— begin —
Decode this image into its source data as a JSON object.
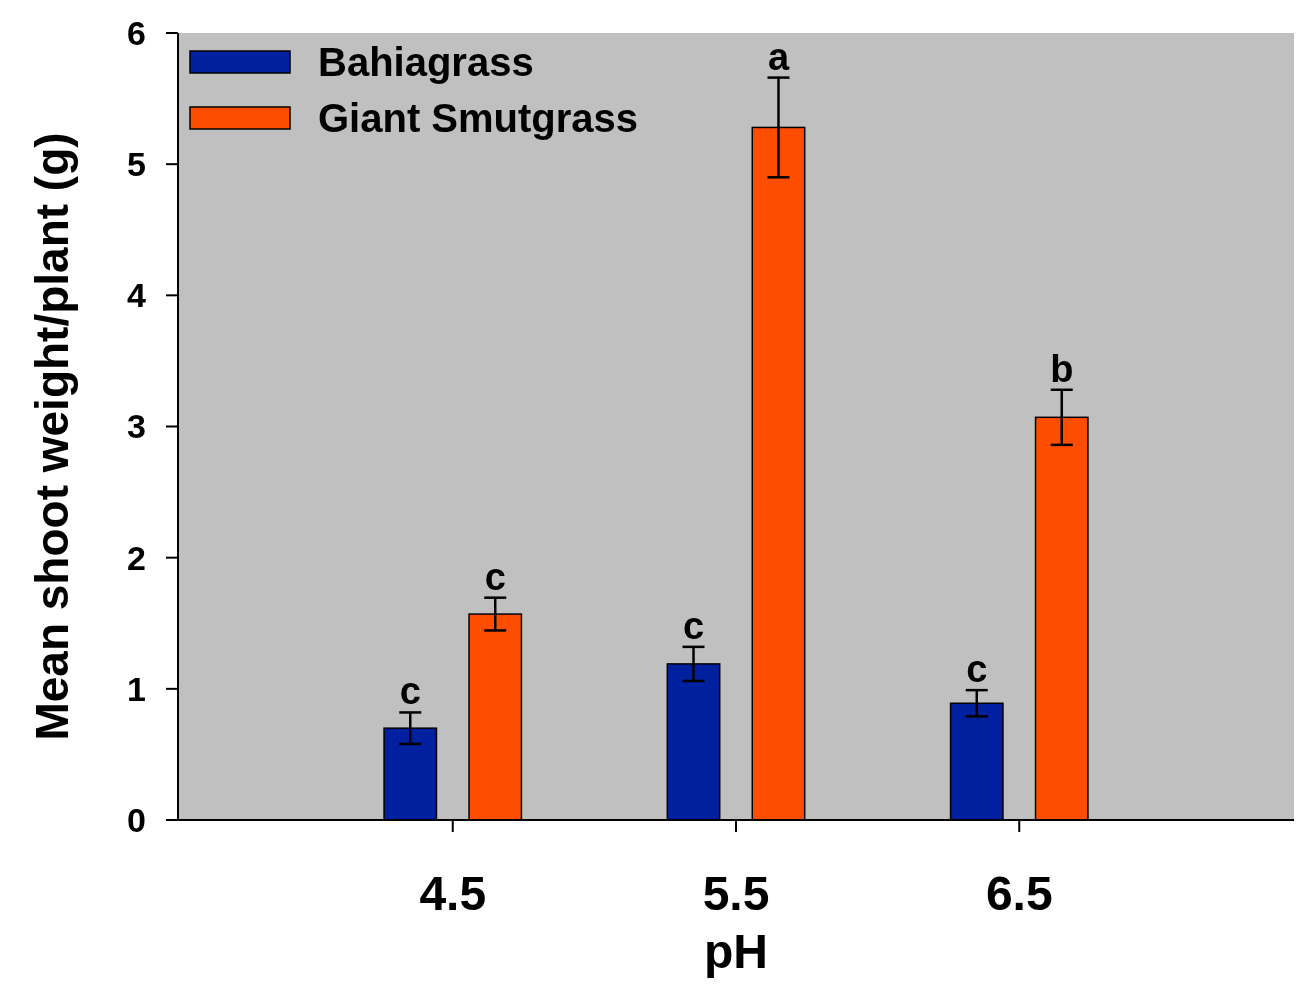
{
  "chart_data": {
    "type": "bar",
    "xlabel": "pH",
    "ylabel": "Mean shoot weight/plant (g)",
    "categories": [
      "4.5",
      "5.5",
      "6.5"
    ],
    "series": [
      {
        "name": "Bahiagrass",
        "color": "#0020a0",
        "values": [
          0.7,
          1.19,
          0.89
        ],
        "errors": [
          0.12,
          0.13,
          0.1
        ]
      },
      {
        "name": "Giant Smutgrass",
        "color": "#ff4d00",
        "values": [
          1.57,
          5.28,
          3.07
        ],
        "errors": [
          0.125,
          0.38,
          0.21
        ]
      }
    ],
    "ylim": [
      0,
      6
    ],
    "yticks": [
      0,
      1,
      2,
      3,
      4,
      5,
      6
    ],
    "grid": false,
    "legend": "top left",
    "annotations": [
      "c",
      "c",
      "c",
      "a",
      "c",
      "b"
    ]
  }
}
— end —
▸ **PROBLEM DESCRIPTION**: Pictures don't belong in the copy. Transcribe every record exactly as it appears.

▸ **RESULT**:
Decode this image into its source data as a JSON object.
{
  "chart_data": {
    "type": "bar",
    "xlabel": "pH",
    "ylabel": "Mean shoot weight/plant (g)",
    "categories": [
      "4.5",
      "5.5",
      "6.5"
    ],
    "series": [
      {
        "name": "Bahiagrass",
        "color": "#0020a0",
        "values": [
          0.7,
          1.19,
          0.89
        ],
        "errors": [
          0.12,
          0.13,
          0.1
        ]
      },
      {
        "name": "Giant Smutgrass",
        "color": "#ff4d00",
        "values": [
          1.57,
          5.28,
          3.07
        ],
        "errors": [
          0.125,
          0.38,
          0.21
        ]
      }
    ],
    "ylim": [
      0,
      6
    ],
    "yticks": [
      0,
      1,
      2,
      3,
      4,
      5,
      6
    ],
    "grid": false,
    "legend": "top left",
    "annotations": [
      "c",
      "c",
      "c",
      "a",
      "c",
      "b"
    ]
  }
}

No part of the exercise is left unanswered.